Some entries
+---+
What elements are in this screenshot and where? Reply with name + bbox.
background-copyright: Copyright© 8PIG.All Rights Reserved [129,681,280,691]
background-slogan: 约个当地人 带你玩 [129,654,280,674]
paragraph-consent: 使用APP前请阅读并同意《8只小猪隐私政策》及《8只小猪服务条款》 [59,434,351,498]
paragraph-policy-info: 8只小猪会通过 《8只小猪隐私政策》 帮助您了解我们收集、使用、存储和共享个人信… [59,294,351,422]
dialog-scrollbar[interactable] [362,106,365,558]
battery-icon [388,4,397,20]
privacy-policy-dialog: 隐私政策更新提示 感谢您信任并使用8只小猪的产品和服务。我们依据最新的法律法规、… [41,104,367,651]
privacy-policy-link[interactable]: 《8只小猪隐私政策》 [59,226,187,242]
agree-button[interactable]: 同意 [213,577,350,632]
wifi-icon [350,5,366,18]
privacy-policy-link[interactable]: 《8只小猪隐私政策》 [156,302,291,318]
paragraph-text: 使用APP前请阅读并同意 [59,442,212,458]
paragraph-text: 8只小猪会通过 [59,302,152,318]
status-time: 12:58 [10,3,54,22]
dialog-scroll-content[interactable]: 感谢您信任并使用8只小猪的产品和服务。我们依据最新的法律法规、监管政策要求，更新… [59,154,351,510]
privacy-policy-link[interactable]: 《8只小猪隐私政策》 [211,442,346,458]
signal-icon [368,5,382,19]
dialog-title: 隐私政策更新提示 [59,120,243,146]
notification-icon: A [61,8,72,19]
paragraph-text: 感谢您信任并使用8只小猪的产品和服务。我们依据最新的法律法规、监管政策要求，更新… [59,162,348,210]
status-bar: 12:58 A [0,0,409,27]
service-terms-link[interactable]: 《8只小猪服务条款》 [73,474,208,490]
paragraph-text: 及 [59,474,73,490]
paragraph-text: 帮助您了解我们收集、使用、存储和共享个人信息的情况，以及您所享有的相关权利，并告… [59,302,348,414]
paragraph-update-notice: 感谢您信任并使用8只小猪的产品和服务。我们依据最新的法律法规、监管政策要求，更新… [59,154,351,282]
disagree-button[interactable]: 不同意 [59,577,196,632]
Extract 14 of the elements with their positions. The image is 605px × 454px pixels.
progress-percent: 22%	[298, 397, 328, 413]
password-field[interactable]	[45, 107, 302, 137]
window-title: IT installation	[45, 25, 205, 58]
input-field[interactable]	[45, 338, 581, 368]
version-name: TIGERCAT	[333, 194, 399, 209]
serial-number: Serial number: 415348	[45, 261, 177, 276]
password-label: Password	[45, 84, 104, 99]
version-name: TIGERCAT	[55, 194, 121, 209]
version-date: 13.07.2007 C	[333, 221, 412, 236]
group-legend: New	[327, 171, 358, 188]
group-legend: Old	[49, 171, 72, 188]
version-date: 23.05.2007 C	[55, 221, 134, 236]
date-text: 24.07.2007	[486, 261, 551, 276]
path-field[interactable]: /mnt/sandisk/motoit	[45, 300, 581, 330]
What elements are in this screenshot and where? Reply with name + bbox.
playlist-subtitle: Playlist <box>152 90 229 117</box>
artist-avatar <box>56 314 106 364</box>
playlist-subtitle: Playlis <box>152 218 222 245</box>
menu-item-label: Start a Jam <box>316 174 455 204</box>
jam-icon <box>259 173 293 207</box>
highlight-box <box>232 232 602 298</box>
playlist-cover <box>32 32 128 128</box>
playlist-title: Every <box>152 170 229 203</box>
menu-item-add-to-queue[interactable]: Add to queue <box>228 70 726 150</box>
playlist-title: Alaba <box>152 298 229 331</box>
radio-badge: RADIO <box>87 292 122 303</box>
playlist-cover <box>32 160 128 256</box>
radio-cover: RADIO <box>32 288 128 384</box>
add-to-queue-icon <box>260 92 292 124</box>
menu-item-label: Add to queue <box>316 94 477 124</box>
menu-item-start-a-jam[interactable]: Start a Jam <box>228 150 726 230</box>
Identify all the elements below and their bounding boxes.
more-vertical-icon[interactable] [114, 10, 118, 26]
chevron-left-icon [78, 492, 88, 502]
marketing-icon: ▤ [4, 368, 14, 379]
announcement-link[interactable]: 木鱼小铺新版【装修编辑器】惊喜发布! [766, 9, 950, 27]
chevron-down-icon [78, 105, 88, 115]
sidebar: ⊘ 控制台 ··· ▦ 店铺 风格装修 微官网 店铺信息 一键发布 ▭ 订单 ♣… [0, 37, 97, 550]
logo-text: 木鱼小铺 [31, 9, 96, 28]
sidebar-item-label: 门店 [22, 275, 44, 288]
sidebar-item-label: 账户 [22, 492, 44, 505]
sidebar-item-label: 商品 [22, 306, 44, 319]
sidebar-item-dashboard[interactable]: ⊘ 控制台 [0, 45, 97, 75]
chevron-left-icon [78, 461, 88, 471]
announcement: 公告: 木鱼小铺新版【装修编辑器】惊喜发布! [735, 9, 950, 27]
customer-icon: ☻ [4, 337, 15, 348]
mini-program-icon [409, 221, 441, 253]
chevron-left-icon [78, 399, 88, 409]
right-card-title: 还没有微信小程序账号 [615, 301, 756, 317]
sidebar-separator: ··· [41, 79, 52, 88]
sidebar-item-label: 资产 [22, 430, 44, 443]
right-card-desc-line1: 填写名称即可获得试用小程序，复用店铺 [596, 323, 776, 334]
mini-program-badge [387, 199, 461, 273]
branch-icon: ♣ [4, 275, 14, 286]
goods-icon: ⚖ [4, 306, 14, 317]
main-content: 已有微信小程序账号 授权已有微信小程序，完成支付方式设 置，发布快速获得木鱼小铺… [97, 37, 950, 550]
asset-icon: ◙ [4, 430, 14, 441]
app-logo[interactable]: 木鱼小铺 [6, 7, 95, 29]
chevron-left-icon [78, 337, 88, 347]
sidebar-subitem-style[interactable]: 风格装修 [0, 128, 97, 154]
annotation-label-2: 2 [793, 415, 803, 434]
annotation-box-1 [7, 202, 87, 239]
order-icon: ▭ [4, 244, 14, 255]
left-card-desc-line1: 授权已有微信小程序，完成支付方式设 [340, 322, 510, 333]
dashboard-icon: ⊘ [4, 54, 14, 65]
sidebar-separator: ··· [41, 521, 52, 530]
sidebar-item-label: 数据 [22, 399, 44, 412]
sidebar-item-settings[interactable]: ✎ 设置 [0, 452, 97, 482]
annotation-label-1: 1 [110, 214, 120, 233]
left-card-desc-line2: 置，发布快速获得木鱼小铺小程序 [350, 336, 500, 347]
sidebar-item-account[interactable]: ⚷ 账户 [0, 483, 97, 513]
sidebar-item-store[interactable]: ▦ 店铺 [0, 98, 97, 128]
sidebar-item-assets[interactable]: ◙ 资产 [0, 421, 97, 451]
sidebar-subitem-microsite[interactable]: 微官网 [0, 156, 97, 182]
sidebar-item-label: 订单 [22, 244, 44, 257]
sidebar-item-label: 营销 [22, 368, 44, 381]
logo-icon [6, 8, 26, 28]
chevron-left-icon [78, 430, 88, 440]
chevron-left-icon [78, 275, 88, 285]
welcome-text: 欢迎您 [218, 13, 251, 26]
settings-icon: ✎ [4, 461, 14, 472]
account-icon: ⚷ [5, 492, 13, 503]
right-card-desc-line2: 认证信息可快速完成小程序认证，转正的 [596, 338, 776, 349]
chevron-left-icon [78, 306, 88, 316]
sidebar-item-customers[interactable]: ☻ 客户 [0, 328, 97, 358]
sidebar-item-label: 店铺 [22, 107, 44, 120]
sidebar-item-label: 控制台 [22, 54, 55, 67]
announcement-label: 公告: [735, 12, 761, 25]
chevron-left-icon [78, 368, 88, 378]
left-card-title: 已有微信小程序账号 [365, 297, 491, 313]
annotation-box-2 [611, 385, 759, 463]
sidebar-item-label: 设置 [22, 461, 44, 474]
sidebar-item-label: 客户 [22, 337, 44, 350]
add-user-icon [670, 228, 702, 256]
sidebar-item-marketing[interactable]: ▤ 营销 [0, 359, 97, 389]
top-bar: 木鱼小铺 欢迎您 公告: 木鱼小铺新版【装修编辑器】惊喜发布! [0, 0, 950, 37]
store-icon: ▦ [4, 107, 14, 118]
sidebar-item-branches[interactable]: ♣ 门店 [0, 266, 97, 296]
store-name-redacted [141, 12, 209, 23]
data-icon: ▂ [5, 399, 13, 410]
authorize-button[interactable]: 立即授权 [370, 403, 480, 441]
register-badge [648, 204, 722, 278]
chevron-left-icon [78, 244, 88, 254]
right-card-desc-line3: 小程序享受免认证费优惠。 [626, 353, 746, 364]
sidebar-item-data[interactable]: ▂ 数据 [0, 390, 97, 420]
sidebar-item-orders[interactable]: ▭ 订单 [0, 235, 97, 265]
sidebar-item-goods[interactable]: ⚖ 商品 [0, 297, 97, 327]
+---+
Please arrange the entries as a numbered list, starting from the very first entry and continuing through the line that contains "background-slogan: 约个当地人 带你玩", with blank lines left out.

1. What elements are in this screenshot and where? Reply with name + bbox.
2. background-copyright: Copyright© 8PIG.All Rights Reserved [129,681,280,691]
3. background-slogan: 约个当地人 带你玩 [129,654,280,674]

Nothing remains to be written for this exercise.